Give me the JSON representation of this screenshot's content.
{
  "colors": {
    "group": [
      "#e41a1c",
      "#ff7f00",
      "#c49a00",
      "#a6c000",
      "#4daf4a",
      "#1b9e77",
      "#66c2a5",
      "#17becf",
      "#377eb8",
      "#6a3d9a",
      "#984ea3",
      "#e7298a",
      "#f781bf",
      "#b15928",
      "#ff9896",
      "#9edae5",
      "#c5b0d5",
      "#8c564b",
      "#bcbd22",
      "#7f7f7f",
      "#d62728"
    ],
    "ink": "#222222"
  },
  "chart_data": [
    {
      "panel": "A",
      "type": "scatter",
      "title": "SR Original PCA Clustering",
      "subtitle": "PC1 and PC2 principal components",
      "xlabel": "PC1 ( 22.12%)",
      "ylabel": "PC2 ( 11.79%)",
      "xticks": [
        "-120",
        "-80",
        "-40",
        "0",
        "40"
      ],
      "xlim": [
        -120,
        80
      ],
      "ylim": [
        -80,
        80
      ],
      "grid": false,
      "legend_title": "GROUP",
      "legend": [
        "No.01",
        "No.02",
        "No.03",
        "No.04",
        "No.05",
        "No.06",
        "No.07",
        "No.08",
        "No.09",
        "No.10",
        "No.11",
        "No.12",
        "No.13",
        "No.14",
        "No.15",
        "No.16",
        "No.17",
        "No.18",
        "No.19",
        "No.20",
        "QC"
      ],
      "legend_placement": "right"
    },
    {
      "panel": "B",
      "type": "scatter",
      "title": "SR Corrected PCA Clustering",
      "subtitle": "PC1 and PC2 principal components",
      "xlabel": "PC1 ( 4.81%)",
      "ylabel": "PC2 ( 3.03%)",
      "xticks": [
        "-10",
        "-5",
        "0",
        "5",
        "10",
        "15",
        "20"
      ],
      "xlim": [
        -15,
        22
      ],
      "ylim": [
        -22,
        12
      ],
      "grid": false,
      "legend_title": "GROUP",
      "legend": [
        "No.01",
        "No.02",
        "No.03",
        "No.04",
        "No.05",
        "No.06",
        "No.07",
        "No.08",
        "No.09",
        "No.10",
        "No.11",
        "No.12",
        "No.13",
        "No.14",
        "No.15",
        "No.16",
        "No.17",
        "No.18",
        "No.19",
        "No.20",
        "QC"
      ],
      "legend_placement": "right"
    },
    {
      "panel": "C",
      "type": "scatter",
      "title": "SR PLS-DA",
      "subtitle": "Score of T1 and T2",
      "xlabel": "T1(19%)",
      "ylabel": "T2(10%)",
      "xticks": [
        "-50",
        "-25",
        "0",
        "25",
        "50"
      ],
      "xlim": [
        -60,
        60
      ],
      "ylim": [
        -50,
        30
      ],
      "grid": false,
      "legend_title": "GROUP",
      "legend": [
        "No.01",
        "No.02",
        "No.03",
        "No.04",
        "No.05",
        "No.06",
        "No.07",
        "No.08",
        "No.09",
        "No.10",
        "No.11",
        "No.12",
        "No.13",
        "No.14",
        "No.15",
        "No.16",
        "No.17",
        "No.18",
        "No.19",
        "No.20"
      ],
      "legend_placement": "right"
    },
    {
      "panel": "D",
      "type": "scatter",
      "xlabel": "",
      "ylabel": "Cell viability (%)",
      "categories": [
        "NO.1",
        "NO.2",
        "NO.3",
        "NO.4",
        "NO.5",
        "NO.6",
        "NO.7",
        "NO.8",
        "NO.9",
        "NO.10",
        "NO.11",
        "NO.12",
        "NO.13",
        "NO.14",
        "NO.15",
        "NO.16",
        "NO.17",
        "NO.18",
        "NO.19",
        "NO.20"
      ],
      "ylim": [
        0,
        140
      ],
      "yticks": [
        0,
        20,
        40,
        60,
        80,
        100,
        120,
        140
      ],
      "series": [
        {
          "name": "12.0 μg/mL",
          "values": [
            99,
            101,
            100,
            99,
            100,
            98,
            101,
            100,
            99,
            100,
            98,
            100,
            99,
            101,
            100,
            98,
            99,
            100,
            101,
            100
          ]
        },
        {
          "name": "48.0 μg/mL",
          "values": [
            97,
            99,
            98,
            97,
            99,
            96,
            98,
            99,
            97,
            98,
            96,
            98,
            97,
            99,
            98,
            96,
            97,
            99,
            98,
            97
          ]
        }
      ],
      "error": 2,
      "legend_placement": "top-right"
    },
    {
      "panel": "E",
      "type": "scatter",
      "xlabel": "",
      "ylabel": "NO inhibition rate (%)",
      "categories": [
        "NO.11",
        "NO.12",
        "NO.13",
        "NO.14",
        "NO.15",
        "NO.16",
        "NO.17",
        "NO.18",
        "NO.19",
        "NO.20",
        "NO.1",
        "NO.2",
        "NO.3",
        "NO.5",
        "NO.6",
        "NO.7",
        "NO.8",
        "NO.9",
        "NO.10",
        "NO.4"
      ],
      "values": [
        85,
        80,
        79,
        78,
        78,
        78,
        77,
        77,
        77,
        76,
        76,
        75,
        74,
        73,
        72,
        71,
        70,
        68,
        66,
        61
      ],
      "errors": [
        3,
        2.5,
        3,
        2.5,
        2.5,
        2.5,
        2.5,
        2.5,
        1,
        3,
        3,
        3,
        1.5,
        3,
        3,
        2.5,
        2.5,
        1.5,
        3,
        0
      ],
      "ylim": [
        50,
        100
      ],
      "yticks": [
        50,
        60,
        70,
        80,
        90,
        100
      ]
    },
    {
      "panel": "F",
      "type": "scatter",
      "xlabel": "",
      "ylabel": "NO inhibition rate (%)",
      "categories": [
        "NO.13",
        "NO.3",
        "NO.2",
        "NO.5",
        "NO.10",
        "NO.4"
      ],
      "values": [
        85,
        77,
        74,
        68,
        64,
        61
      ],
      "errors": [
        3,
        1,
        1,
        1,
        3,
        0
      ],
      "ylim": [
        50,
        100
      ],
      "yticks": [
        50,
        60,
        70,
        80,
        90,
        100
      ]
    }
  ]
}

▶ **REQUIREMENTS**
Report only the number of lines in the data above that contain "panel".

▶ **OUTPUT FOR THIS TASK**
6